Entries supplied:
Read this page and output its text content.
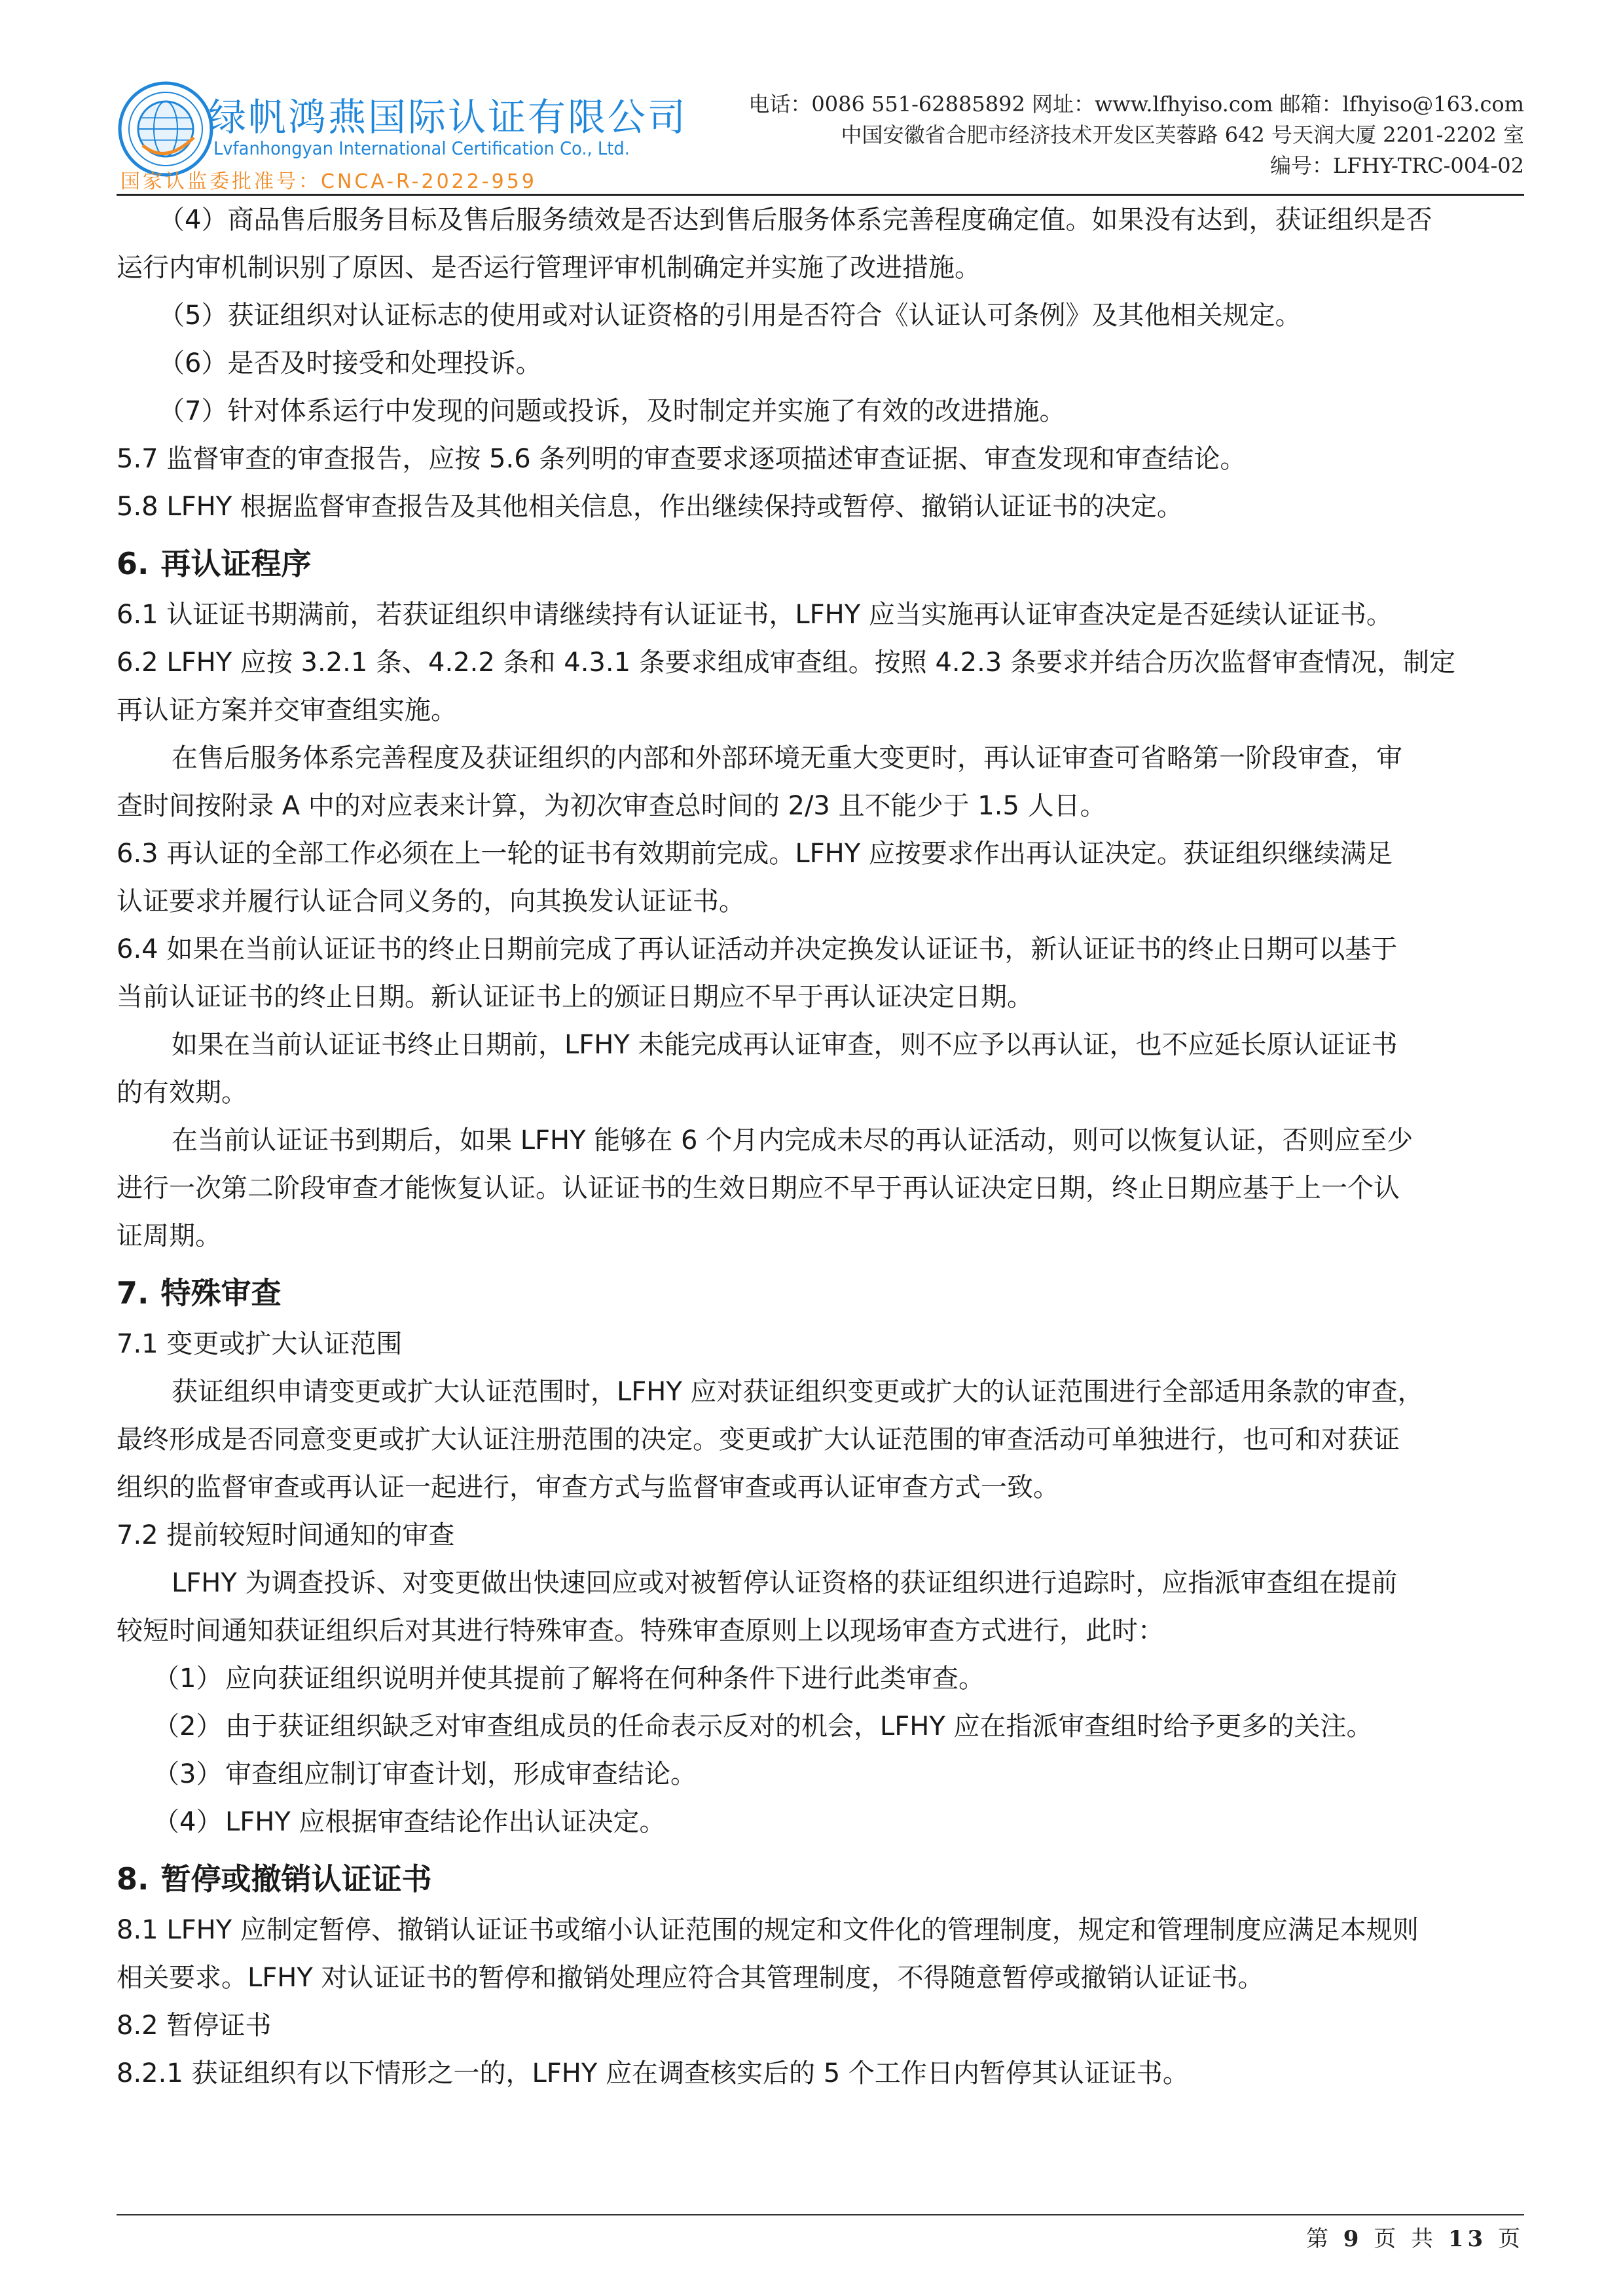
绿帆鸿燕国际认证有限公司
Lvfanhongyan International Certification Co., Ltd.
国家认监委批准号：CNCA-R-2022-959
电话：0086 551-62885892 网址：www.lfhyiso.com 邮箱：lfhyiso@163.com
中国安徽省合肥市经济技术开发区芙蓉路 642 号天润大厦 2201-2202 室
编号：LFHY-TRC-004-02

（4）商品售后服务目标及售后服务绩效是否达到售后服务体系完善程度确定值。如果没有达到，获证组织是否

运行内审机制识别了原因、是否运行管理评审机制确定并实施了改进措施。

（5）获证组织对认证标志的使用或对认证资格的引用是否符合《认证认可条例》及其他相关规定。

（6）是否及时接受和处理投诉。

（7）针对体系运行中发现的问题或投诉，及时制定并实施了有效的改进措施。

5.7 监督审查的审查报告，应按 5.6 条列明的审查要求逐项描述审查证据、审查发现和审查结论。

5.8 LFHY 根据监督审查报告及其他相关信息，作出继续保持或暂停、撤销认证证书的决定。

6. 再认证程序

6.1 认证证书期满前，若获证组织申请继续持有认证证书，LFHY 应当实施再认证审查决定是否延续认证证书。

6.2 LFHY 应按 3.2.1 条、4.2.2 条和 4.3.1 条要求组成审查组。按照 4.2.3 条要求并结合历次监督审查情况，制定

再认证方案并交审查组实施。

在售后服务体系完善程度及获证组织的内部和外部环境无重大变更时，再认证审查可省略第一阶段审查，审

查时间按附录 A 中的对应表来计算，为初次审查总时间的 2/3 且不能少于 1.5 人日。

6.3 再认证的全部工作必须在上一轮的证书有效期前完成。LFHY 应按要求作出再认证决定。获证组织继续满足

认证要求并履行认证合同义务的，向其换发认证证书。

6.4 如果在当前认证证书的终止日期前完成了再认证活动并决定换发认证证书，新认证证书的终止日期可以基于

当前认证证书的终止日期。新认证证书上的颁证日期应不早于再认证决定日期。

如果在当前认证证书终止日期前，LFHY 未能完成再认证审查，则不应予以再认证，也不应延长原认证证书

的有效期。

在当前认证证书到期后，如果 LFHY 能够在 6 个月内完成未尽的再认证活动，则可以恢复认证，否则应至少

进行一次第二阶段审查才能恢复认证。认证证书的生效日期应不早于再认证决定日期，终止日期应基于上一个认

证周期。

7. 特殊审查

7.1 变更或扩大认证范围

获证组织申请变更或扩大认证范围时，LFHY 应对获证组织变更或扩大的认证范围进行全部适用条款的审查，

最终形成是否同意变更或扩大认证注册范围的决定。变更或扩大认证范围的审查活动可单独进行，也可和对获证

组织的监督审查或再认证一起进行，审查方式与监督审查或再认证审查方式一致。

7.2 提前较短时间通知的审查

LFHY 为调查投诉、对变更做出快速回应或对被暂停认证资格的获证组织进行追踪时，应指派审查组在提前

较短时间通知获证组织后对其进行特殊审查。特殊审查原则上以现场审查方式进行，此时：

（1） 应向获证组织说明并使其提前了解将在何种条件下进行此类审查。

（2） 由于获证组织缺乏对审查组成员的任命表示反对的机会，LFHY 应在指派审查组时给予更多的关注。

（3） 审查组应制订审查计划，形成审查结论。

（4） LFHY 应根据审查结论作出认证决定。

8. 暂停或撤销认证证书

8.1 LFHY 应制定暂停、撤销认证证书或缩小认证范围的规定和文件化的管理制度，规定和管理制度应满足本规则

相关要求。LFHY 对认证证书的暂停和撤销处理应符合其管理制度，不得随意暂停或撤销认证证书。

8.2 暂停证书

8.2.1 获证组织有以下情形之一的，LFHY 应在调查核实后的 5 个工作日内暂停其认证证书。

第 9 页 共 13 页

Exercise: Reproduce each record above by retyping it exactly; omit all images.

Task result:
Read this page and output its text content.
绿帆鸿燕国际认证有限公司
Lvfanhongyan International Certification Co., Ltd.
国家认监委批准号：CNCA-R-2022-959
电话：0086 551-62885892 网址：www.lfhyiso.com 邮箱：lfhyiso@163.com
中国安徽省合肥市经济技术开发区芙蓉路 642 号天润大厦 2201-2202 室
编号：LFHY-TRC-004-02

（4）商品售后服务目标及售后服务绩效是否达到售后服务体系完善程度确定值。如果没有达到，获证组织是否

运行内审机制识别了原因、是否运行管理评审机制确定并实施了改进措施。

（5）获证组织对认证标志的使用或对认证资格的引用是否符合《认证认可条例》及其他相关规定。

（6）是否及时接受和处理投诉。

（7）针对体系运行中发现的问题或投诉，及时制定并实施了有效的改进措施。

5.7 监督审查的审查报告，应按 5.6 条列明的审查要求逐项描述审查证据、审查发现和审查结论。

5.8 LFHY 根据监督审查报告及其他相关信息，作出继续保持或暂停、撤销认证证书的决定。

6. 再认证程序

6.1 认证证书期满前，若获证组织申请继续持有认证证书，LFHY 应当实施再认证审查决定是否延续认证证书。

6.2 LFHY 应按 3.2.1 条、4.2.2 条和 4.3.1 条要求组成审查组。按照 4.2.3 条要求并结合历次监督审查情况，制定

再认证方案并交审查组实施。

在售后服务体系完善程度及获证组织的内部和外部环境无重大变更时，再认证审查可省略第一阶段审查，审

查时间按附录 A 中的对应表来计算，为初次审查总时间的 2/3 且不能少于 1.5 人日。

6.3 再认证的全部工作必须在上一轮的证书有效期前完成。LFHY 应按要求作出再认证决定。获证组织继续满足

认证要求并履行认证合同义务的，向其换发认证证书。

6.4 如果在当前认证证书的终止日期前完成了再认证活动并决定换发认证证书，新认证证书的终止日期可以基于

当前认证证书的终止日期。新认证证书上的颁证日期应不早于再认证决定日期。

如果在当前认证证书终止日期前，LFHY 未能完成再认证审查，则不应予以再认证，也不应延长原认证证书

的有效期。

在当前认证证书到期后，如果 LFHY 能够在 6 个月内完成未尽的再认证活动，则可以恢复认证，否则应至少

进行一次第二阶段审查才能恢复认证。认证证书的生效日期应不早于再认证决定日期，终止日期应基于上一个认

证周期。

7. 特殊审查

7.1 变更或扩大认证范围

获证组织申请变更或扩大认证范围时，LFHY 应对获证组织变更或扩大的认证范围进行全部适用条款的审查，

最终形成是否同意变更或扩大认证注册范围的决定。变更或扩大认证范围的审查活动可单独进行，也可和对获证

组织的监督审查或再认证一起进行，审查方式与监督审查或再认证审查方式一致。

7.2 提前较短时间通知的审查

LFHY 为调查投诉、对变更做出快速回应或对被暂停认证资格的获证组织进行追踪时，应指派审查组在提前

较短时间通知获证组织后对其进行特殊审查。特殊审查原则上以现场审查方式进行，此时：

（1） 应向获证组织说明并使其提前了解将在何种条件下进行此类审查。

（2） 由于获证组织缺乏对审查组成员的任命表示反对的机会，LFHY 应在指派审查组时给予更多的关注。

（3） 审查组应制订审查计划，形成审查结论。

（4） LFHY 应根据审查结论作出认证决定。

8. 暂停或撤销认证证书

8.1 LFHY 应制定暂停、撤销认证证书或缩小认证范围的规定和文件化的管理制度，规定和管理制度应满足本规则

相关要求。LFHY 对认证证书的暂停和撤销处理应符合其管理制度，不得随意暂停或撤销认证证书。

8.2 暂停证书

8.2.1 获证组织有以下情形之一的，LFHY 应在调查核实后的 5 个工作日内暂停其认证证书。

第 9 页 共 13 页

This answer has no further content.